> SET EXERCISE
Can you copy out the data exactly? Leave the images out.

> DATA SUPPLIED
┄┄┄┄┄┄┄┄┄┄
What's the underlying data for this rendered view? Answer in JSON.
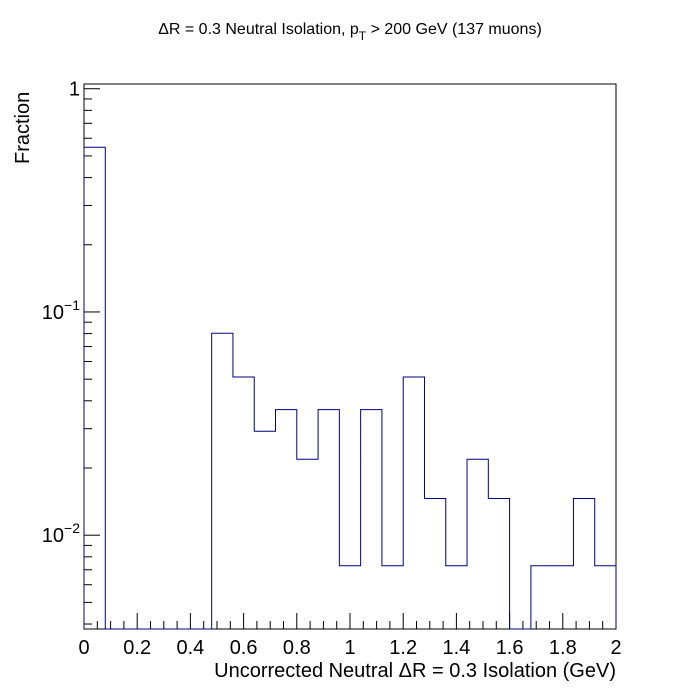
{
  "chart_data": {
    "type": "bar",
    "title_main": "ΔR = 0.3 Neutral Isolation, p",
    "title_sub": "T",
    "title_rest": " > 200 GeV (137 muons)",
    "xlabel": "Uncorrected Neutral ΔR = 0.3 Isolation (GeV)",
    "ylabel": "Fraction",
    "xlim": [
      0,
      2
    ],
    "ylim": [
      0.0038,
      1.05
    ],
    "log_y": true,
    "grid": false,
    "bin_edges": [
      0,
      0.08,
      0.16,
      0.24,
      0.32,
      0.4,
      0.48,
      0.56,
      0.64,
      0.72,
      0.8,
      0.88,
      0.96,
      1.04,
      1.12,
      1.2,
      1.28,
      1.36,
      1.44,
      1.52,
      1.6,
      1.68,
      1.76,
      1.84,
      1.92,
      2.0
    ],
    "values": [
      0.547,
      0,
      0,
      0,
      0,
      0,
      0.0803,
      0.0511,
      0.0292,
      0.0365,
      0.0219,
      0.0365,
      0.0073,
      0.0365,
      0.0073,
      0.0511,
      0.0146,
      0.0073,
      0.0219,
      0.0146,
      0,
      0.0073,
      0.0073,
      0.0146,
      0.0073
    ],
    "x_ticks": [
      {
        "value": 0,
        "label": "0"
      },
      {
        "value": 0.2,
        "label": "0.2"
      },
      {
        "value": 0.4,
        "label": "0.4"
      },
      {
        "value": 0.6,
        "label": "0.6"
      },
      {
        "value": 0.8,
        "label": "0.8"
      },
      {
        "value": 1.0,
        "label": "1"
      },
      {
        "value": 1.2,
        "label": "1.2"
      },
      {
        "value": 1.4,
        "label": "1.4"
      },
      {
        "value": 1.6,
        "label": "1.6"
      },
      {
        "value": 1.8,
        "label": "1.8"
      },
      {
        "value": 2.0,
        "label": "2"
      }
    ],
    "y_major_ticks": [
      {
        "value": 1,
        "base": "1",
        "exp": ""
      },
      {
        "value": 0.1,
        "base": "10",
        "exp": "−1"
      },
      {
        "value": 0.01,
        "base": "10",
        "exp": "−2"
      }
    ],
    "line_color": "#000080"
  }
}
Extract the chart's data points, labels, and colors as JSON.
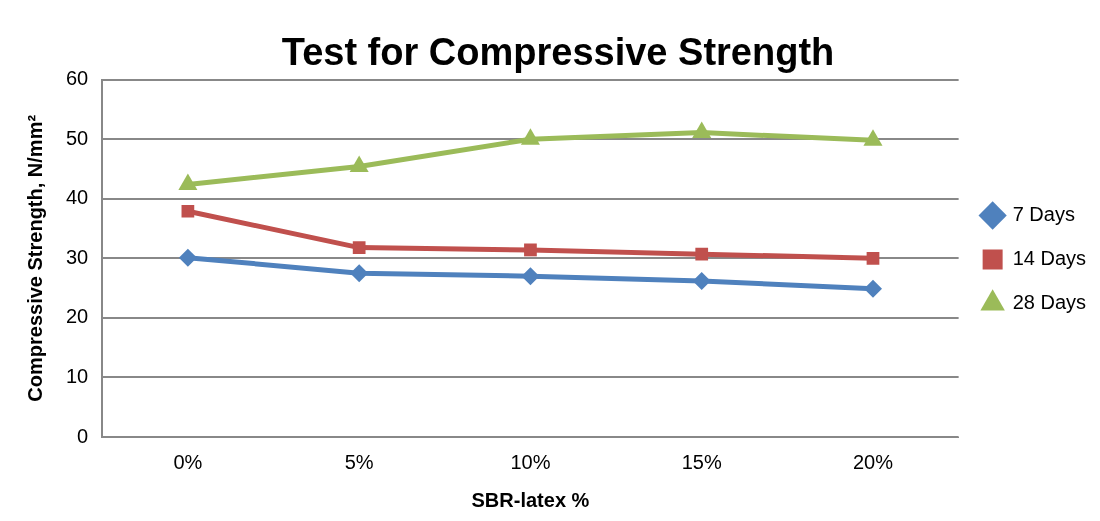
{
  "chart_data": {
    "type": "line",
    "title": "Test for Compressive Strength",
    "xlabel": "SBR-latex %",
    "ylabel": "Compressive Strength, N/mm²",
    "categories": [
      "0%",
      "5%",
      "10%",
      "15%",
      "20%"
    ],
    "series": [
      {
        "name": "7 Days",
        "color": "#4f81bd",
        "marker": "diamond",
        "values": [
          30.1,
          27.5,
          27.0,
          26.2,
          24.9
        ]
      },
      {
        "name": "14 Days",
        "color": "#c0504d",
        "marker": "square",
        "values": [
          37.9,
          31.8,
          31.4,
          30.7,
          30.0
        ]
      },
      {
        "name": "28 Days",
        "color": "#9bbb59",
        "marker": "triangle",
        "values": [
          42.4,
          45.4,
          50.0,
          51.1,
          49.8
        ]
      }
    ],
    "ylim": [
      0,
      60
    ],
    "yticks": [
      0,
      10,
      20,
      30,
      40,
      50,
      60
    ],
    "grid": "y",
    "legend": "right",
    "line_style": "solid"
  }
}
┄┄┄┄┄┄┄┄┄┄
> RESPONSE TO THE EXERCISE
What's the underlying data for this rendered view? Answer in JSON.
{
  "chart_data": {
    "type": "bar",
    "title_main": "ΔR = 0.3 Neutral Isolation, p",
    "title_sub": "T",
    "title_rest": " > 200 GeV (137 muons)",
    "xlabel": "Uncorrected Neutral ΔR = 0.3 Isolation (GeV)",
    "ylabel": "Fraction",
    "xlim": [
      0,
      2
    ],
    "ylim": [
      0.0038,
      1.05
    ],
    "log_y": true,
    "grid": false,
    "bin_edges": [
      0,
      0.08,
      0.16,
      0.24,
      0.32,
      0.4,
      0.48,
      0.56,
      0.64,
      0.72,
      0.8,
      0.88,
      0.96,
      1.04,
      1.12,
      1.2,
      1.28,
      1.36,
      1.44,
      1.52,
      1.6,
      1.68,
      1.76,
      1.84,
      1.92,
      2.0
    ],
    "values": [
      0.547,
      0,
      0,
      0,
      0,
      0,
      0.0803,
      0.0511,
      0.0292,
      0.0365,
      0.0219,
      0.0365,
      0.0073,
      0.0365,
      0.0073,
      0.0511,
      0.0146,
      0.0073,
      0.0219,
      0.0146,
      0,
      0.0073,
      0.0073,
      0.0146,
      0.0073
    ],
    "x_ticks": [
      {
        "value": 0,
        "label": "0"
      },
      {
        "value": 0.2,
        "label": "0.2"
      },
      {
        "value": 0.4,
        "label": "0.4"
      },
      {
        "value": 0.6,
        "label": "0.6"
      },
      {
        "value": 0.8,
        "label": "0.8"
      },
      {
        "value": 1.0,
        "label": "1"
      },
      {
        "value": 1.2,
        "label": "1.2"
      },
      {
        "value": 1.4,
        "label": "1.4"
      },
      {
        "value": 1.6,
        "label": "1.6"
      },
      {
        "value": 1.8,
        "label": "1.8"
      },
      {
        "value": 2.0,
        "label": "2"
      }
    ],
    "y_major_ticks": [
      {
        "value": 1,
        "base": "1",
        "exp": ""
      },
      {
        "value": 0.1,
        "base": "10",
        "exp": "−1"
      },
      {
        "value": 0.01,
        "base": "10",
        "exp": "−2"
      }
    ],
    "line_color": "#000080"
  }
}
Extract the chart's data points, labels, and colors as JSON.
{
  "chart_data": {
    "type": "line",
    "title": "Test for Compressive Strength",
    "xlabel": "SBR-latex %",
    "ylabel": "Compressive Strength, N/mm²",
    "categories": [
      "0%",
      "5%",
      "10%",
      "15%",
      "20%"
    ],
    "series": [
      {
        "name": "7 Days",
        "color": "#4f81bd",
        "marker": "diamond",
        "values": [
          30.1,
          27.5,
          27.0,
          26.2,
          24.9
        ]
      },
      {
        "name": "14 Days",
        "color": "#c0504d",
        "marker": "square",
        "values": [
          37.9,
          31.8,
          31.4,
          30.7,
          30.0
        ]
      },
      {
        "name": "28 Days",
        "color": "#9bbb59",
        "marker": "triangle",
        "values": [
          42.4,
          45.4,
          50.0,
          51.1,
          49.8
        ]
      }
    ],
    "ylim": [
      0,
      60
    ],
    "yticks": [
      0,
      10,
      20,
      30,
      40,
      50,
      60
    ],
    "grid": "y",
    "legend": "right",
    "line_style": "solid"
  }
}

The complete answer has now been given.